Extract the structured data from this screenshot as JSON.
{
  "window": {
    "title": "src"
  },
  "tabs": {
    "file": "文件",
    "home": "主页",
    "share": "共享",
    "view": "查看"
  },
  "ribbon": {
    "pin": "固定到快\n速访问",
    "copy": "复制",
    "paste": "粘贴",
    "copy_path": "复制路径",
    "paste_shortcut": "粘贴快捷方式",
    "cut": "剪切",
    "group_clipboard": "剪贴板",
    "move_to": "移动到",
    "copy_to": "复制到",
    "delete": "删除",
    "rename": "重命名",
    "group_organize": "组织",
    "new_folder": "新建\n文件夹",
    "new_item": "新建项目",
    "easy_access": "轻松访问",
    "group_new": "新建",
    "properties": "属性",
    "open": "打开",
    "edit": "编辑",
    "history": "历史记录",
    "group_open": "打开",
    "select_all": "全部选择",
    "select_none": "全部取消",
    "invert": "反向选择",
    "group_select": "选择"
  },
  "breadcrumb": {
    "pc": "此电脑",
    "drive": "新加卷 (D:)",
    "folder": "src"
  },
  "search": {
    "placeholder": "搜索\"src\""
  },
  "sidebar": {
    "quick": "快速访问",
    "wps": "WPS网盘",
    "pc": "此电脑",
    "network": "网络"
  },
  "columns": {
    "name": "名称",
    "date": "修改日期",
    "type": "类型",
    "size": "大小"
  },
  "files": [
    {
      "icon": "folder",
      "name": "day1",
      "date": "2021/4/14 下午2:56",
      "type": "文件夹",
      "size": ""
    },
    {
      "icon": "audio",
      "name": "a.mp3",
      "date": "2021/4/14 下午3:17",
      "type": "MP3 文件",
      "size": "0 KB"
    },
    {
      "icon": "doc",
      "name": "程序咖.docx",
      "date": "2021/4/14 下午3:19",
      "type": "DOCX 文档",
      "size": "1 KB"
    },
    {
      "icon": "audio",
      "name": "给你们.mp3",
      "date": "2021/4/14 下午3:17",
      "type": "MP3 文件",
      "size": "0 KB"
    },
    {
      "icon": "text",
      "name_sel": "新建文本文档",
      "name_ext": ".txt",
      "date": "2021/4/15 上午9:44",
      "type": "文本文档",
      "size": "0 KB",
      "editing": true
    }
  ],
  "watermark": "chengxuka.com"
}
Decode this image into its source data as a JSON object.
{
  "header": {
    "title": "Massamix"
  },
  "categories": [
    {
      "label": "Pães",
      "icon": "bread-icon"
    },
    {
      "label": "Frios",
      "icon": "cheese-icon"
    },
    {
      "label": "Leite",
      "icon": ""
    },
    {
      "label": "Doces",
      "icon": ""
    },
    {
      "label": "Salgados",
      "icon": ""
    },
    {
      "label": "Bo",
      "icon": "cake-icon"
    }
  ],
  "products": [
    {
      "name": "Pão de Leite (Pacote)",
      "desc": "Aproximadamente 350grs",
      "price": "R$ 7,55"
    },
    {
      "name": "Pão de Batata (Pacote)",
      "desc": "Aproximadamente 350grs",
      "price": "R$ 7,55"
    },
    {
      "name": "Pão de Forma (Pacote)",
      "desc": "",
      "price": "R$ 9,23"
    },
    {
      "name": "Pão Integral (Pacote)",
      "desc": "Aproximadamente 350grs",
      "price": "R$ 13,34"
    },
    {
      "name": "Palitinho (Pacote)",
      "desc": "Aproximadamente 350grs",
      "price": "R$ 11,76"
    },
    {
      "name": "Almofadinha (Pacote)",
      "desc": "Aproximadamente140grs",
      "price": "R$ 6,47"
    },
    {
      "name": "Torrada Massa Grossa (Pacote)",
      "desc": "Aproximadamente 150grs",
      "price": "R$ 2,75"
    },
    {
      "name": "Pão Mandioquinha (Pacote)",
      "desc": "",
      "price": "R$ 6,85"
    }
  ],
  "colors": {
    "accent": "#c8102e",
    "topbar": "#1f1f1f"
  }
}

■ Task statement
Pull out each line of the records holding the string "data".

■ Answer to the task
Extract the structured data from this screenshot as JSON.
Decode this image into its source data as a JSON object.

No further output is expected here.